TASK REQUIREMENTS:
Print the listing below verbatim, every line of it.

RAW DATA:
## BEGIN

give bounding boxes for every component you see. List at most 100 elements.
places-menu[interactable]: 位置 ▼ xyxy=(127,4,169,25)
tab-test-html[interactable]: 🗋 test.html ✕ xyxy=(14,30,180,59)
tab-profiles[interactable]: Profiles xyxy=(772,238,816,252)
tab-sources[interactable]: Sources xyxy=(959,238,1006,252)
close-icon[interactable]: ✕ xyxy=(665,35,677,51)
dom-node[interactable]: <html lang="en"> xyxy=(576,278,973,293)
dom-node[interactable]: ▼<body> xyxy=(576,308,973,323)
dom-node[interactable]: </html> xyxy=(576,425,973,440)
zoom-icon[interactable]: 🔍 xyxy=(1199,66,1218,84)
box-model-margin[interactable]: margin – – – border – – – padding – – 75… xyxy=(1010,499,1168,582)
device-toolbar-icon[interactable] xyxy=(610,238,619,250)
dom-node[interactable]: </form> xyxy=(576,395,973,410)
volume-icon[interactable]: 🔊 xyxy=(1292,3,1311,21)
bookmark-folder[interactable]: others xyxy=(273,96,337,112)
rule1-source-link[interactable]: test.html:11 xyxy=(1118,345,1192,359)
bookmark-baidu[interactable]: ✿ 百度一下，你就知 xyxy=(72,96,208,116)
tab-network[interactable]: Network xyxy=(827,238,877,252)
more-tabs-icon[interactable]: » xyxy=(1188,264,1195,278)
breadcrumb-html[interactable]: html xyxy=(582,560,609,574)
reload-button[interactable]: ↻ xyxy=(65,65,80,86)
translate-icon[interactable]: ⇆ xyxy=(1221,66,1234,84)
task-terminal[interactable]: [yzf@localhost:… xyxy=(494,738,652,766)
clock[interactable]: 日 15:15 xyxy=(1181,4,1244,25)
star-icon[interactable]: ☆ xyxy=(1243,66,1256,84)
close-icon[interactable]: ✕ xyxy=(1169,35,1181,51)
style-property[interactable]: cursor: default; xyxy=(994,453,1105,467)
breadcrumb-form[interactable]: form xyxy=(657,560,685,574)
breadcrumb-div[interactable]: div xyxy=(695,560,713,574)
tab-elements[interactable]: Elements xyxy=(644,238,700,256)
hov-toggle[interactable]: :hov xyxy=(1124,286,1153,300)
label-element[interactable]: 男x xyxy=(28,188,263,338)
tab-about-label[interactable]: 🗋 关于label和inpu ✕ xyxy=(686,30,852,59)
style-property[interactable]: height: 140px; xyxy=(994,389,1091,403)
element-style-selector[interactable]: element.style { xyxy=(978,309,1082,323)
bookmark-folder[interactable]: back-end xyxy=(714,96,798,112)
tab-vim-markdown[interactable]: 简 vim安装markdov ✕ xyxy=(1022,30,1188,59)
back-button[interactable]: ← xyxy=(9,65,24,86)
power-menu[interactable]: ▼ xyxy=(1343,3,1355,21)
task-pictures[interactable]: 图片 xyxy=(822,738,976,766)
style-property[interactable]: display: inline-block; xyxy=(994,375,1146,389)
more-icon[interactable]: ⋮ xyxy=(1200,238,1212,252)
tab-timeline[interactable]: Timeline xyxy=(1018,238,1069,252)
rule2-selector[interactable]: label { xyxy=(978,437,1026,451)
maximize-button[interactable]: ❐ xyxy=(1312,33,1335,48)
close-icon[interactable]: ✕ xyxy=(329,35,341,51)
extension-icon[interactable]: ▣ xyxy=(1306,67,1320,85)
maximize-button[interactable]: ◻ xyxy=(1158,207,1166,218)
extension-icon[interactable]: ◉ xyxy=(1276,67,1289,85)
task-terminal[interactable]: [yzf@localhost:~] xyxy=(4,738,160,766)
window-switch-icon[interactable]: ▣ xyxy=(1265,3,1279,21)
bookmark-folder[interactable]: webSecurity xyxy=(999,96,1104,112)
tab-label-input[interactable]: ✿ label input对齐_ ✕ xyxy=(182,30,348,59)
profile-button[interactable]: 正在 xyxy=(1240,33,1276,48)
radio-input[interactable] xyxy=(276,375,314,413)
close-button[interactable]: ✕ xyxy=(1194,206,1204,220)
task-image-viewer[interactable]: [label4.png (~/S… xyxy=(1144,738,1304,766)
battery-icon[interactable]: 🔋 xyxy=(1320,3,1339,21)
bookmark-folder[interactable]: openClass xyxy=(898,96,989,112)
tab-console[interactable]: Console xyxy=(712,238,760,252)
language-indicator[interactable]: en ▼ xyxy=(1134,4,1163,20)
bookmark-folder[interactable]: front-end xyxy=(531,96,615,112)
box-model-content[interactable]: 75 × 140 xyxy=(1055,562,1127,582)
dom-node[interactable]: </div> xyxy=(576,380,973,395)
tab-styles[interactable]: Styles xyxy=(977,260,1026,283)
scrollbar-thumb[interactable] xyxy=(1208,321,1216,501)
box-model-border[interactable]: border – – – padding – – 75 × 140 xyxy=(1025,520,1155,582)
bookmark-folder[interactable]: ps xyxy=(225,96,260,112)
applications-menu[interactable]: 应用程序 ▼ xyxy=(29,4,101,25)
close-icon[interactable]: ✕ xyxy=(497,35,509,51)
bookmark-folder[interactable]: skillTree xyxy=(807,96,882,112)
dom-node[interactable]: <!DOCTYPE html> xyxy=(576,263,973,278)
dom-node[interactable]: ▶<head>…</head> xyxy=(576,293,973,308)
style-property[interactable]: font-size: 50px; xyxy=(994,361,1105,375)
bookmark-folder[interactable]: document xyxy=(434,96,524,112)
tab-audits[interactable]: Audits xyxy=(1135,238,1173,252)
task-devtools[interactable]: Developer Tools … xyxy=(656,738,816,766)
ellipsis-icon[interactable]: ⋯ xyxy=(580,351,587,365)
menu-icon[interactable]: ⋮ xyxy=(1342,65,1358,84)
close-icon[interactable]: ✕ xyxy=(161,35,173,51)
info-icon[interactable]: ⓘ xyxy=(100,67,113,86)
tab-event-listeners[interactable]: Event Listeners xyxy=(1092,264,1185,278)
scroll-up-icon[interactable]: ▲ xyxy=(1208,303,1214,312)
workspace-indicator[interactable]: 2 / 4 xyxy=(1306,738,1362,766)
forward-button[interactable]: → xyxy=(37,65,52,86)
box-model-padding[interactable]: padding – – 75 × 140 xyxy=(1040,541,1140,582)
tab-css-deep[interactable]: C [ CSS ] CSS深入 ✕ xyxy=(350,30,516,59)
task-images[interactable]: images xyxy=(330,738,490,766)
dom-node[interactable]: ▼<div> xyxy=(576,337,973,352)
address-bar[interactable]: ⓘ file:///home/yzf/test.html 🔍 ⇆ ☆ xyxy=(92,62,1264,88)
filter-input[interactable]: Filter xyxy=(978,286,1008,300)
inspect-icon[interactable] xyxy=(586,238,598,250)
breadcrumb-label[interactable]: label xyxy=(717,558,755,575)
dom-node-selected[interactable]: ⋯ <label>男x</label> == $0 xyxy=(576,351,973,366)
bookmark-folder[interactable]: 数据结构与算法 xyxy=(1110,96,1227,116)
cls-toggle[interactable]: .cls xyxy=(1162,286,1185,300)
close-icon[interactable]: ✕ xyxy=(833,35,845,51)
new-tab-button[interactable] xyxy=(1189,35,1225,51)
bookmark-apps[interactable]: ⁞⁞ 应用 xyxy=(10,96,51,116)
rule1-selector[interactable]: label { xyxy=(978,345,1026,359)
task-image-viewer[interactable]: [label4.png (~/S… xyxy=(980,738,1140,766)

## END

OUTPUT OF THE TASK:
give bounding boxes for every component you see. List at most 100 elements.
places-menu[interactable]: 位置 ▼ xyxy=(127,4,169,25)
tab-test-html[interactable]: 🗋 test.html ✕ xyxy=(14,30,180,59)
tab-profiles[interactable]: Profiles xyxy=(772,238,816,252)
tab-sources[interactable]: Sources xyxy=(959,238,1006,252)
close-icon[interactable]: ✕ xyxy=(665,35,677,51)
dom-node[interactable]: <html lang="en"> xyxy=(576,278,973,293)
dom-node[interactable]: ▼<body> xyxy=(576,308,973,323)
dom-node[interactable]: </html> xyxy=(576,425,973,440)
zoom-icon[interactable]: 🔍 xyxy=(1199,66,1218,84)
box-model-margin[interactable]: margin – – – border – – – padding – – 75… xyxy=(1010,499,1168,582)
device-toolbar-icon[interactable] xyxy=(610,238,619,250)
dom-node[interactable]: </form> xyxy=(576,395,973,410)
volume-icon[interactable]: 🔊 xyxy=(1292,3,1311,21)
bookmark-folder[interactable]: others xyxy=(273,96,337,112)
rule1-source-link[interactable]: test.html:11 xyxy=(1118,345,1192,359)
bookmark-baidu[interactable]: ✿ 百度一下，你就知 xyxy=(72,96,208,116)
tab-network[interactable]: Network xyxy=(827,238,877,252)
more-tabs-icon[interactable]: » xyxy=(1188,264,1195,278)
breadcrumb-html[interactable]: html xyxy=(582,560,609,574)
reload-button[interactable]: ↻ xyxy=(65,65,80,86)
translate-icon[interactable]: ⇆ xyxy=(1221,66,1234,84)
task-terminal[interactable]: [yzf@localhost:… xyxy=(494,738,652,766)
clock[interactable]: 日 15:15 xyxy=(1181,4,1244,25)
star-icon[interactable]: ☆ xyxy=(1243,66,1256,84)
close-icon[interactable]: ✕ xyxy=(1169,35,1181,51)
style-property[interactable]: cursor: default; xyxy=(994,453,1105,467)
breadcrumb-form[interactable]: form xyxy=(657,560,685,574)
breadcrumb-div[interactable]: div xyxy=(695,560,713,574)
tab-elements[interactable]: Elements xyxy=(644,238,700,256)
hov-toggle[interactable]: :hov xyxy=(1124,286,1153,300)
label-element[interactable]: 男x xyxy=(28,188,263,338)
tab-about-label[interactable]: 🗋 关于label和inpu ✕ xyxy=(686,30,852,59)
style-property[interactable]: height: 140px; xyxy=(994,389,1091,403)
element-style-selector[interactable]: element.style { xyxy=(978,309,1082,323)
bookmark-folder[interactable]: back-end xyxy=(714,96,798,112)
tab-vim-markdown[interactable]: 简 vim安装markdov ✕ xyxy=(1022,30,1188,59)
back-button[interactable]: ← xyxy=(9,65,24,86)
power-menu[interactable]: ▼ xyxy=(1343,3,1355,21)
task-pictures[interactable]: 图片 xyxy=(822,738,976,766)
style-property[interactable]: display: inline-block; xyxy=(994,375,1146,389)
more-icon[interactable]: ⋮ xyxy=(1200,238,1212,252)
tab-timeline[interactable]: Timeline xyxy=(1018,238,1069,252)
rule2-selector[interactable]: label { xyxy=(978,437,1026,451)
maximize-button[interactable]: ❐ xyxy=(1312,33,1335,48)
close-icon[interactable]: ✕ xyxy=(329,35,341,51)
extension-icon[interactable]: ▣ xyxy=(1306,67,1320,85)
maximize-button[interactable]: ◻ xyxy=(1158,207,1166,218)
extension-icon[interactable]: ◉ xyxy=(1276,67,1289,85)
task-terminal[interactable]: [yzf@localhost:~] xyxy=(4,738,160,766)
window-switch-icon[interactable]: ▣ xyxy=(1265,3,1279,21)
bookmark-folder[interactable]: webSecurity xyxy=(999,96,1104,112)
tab-label-input[interactable]: ✿ label input对齐_ ✕ xyxy=(182,30,348,59)
profile-button[interactable]: 正在 xyxy=(1240,33,1276,48)
radio-input[interactable] xyxy=(276,375,314,413)
close-button[interactable]: ✕ xyxy=(1194,206,1204,220)
task-image-viewer[interactable]: [label4.png (~/S… xyxy=(1144,738,1304,766)
battery-icon[interactable]: 🔋 xyxy=(1320,3,1339,21)
bookmark-folder[interactable]: openClass xyxy=(898,96,989,112)
tab-console[interactable]: Console xyxy=(712,238,760,252)
language-indicator[interactable]: en ▼ xyxy=(1134,4,1163,20)
bookmark-folder[interactable]: front-end xyxy=(531,96,615,112)
box-model-content[interactable]: 75 × 140 xyxy=(1055,562,1127,582)
dom-node[interactable]: </div> xyxy=(576,380,973,395)
tab-styles[interactable]: Styles xyxy=(977,260,1026,283)
scrollbar-thumb[interactable] xyxy=(1208,321,1216,501)
box-model-border[interactable]: border – – – padding – – 75 × 140 xyxy=(1025,520,1155,582)
bookmark-folder[interactable]: ps xyxy=(225,96,260,112)
applications-menu[interactable]: 应用程序 ▼ xyxy=(29,4,101,25)
close-icon[interactable]: ✕ xyxy=(497,35,509,51)
bookmark-folder[interactable]: skillTree xyxy=(807,96,882,112)
dom-node[interactable]: <!DOCTYPE html> xyxy=(576,263,973,278)
dom-node[interactable]: ▶<head>…</head> xyxy=(576,293,973,308)
style-property[interactable]: font-size: 50px; xyxy=(994,361,1105,375)
bookmark-folder[interactable]: document xyxy=(434,96,524,112)
tab-audits[interactable]: Audits xyxy=(1135,238,1173,252)
task-devtools[interactable]: Developer Tools … xyxy=(656,738,816,766)
ellipsis-icon[interactable]: ⋯ xyxy=(580,351,587,365)
menu-icon[interactable]: ⋮ xyxy=(1342,65,1358,84)
close-icon[interactable]: ✕ xyxy=(161,35,173,51)
info-icon[interactable]: ⓘ xyxy=(100,67,113,86)
tab-event-listeners[interactable]: Event Listeners xyxy=(1092,264,1185,278)
scroll-up-icon[interactable]: ▲ xyxy=(1208,303,1214,312)
workspace-indicator[interactable]: 2 / 4 xyxy=(1306,738,1362,766)
forward-button[interactable]: → xyxy=(37,65,52,86)
box-model-padding[interactable]: padding – – 75 × 140 xyxy=(1040,541,1140,582)
tab-css-deep[interactable]: C [ CSS ] CSS深入 ✕ xyxy=(350,30,516,59)
task-images[interactable]: images xyxy=(330,738,490,766)
dom-node[interactable]: ▼<div> xyxy=(576,337,973,352)
address-bar[interactable]: ⓘ file:///home/yzf/test.html 🔍 ⇆ ☆ xyxy=(92,62,1264,88)
filter-input[interactable]: Filter xyxy=(978,286,1008,300)
inspect-icon[interactable] xyxy=(586,238,598,250)
breadcrumb-label[interactable]: label xyxy=(717,558,755,575)
dom-node-selected[interactable]: ⋯ <label>男x</label> == $0 xyxy=(576,351,973,366)
bookmark-folder[interactable]: 数据结构与算法 xyxy=(1110,96,1227,116)
cls-toggle[interactable]: .cls xyxy=(1162,286,1185,300)
close-icon[interactable]: ✕ xyxy=(833,35,845,51)
new-tab-button[interactable] xyxy=(1189,35,1225,51)
bookmark-apps[interactable]: ⁞⁞ 应用 xyxy=(10,96,51,116)
rule1-selector[interactable]: label { xyxy=(978,345,1026,359)
task-image-viewer[interactable]: [label4.png (~/S… xyxy=(980,738,1140,766)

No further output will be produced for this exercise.